Extracted records:

┌──

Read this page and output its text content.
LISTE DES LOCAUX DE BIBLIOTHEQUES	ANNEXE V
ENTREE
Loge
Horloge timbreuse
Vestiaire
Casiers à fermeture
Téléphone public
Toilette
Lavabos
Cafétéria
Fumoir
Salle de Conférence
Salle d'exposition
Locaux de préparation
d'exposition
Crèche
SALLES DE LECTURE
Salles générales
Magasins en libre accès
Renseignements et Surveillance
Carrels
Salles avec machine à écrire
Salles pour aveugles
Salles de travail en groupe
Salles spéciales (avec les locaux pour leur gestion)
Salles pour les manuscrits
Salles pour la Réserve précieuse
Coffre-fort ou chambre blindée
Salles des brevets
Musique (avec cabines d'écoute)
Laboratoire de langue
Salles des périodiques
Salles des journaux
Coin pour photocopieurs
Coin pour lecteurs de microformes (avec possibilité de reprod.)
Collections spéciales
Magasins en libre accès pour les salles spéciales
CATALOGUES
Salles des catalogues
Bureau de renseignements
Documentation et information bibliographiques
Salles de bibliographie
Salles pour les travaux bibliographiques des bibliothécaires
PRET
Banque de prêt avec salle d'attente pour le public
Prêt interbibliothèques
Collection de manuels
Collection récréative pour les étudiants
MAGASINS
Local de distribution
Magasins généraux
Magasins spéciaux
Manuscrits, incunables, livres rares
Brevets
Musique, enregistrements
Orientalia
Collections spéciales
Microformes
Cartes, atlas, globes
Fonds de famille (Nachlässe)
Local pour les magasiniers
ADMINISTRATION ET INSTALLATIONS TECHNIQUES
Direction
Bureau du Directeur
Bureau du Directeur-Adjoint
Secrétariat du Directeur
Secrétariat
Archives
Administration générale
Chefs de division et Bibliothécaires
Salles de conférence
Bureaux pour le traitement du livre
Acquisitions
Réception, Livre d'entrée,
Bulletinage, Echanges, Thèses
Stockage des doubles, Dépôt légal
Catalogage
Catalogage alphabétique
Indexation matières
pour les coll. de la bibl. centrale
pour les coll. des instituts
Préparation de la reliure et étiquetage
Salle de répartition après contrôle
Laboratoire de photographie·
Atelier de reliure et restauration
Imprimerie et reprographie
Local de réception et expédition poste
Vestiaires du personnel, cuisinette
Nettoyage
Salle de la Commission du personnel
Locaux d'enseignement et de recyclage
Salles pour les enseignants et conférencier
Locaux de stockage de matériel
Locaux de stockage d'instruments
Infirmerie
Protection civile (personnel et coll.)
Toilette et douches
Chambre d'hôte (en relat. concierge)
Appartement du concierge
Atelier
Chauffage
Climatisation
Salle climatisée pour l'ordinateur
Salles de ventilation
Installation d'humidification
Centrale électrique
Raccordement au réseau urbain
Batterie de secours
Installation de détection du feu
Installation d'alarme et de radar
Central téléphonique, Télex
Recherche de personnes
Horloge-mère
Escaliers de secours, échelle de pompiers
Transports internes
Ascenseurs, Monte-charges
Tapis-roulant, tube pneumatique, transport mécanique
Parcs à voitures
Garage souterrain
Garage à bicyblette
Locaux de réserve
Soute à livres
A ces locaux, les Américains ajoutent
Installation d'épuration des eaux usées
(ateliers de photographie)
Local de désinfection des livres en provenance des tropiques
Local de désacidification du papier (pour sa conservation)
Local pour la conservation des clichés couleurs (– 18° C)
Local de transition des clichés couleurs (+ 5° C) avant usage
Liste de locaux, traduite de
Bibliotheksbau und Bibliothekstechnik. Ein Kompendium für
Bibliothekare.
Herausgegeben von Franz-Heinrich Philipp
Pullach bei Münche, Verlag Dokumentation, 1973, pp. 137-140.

└──

# EXERCISE PROMPT
Return from the data every line that holds "reliure".

# THE ANSWER
Préparation de la reliure et étiquetage
Atelier de reliure et restauration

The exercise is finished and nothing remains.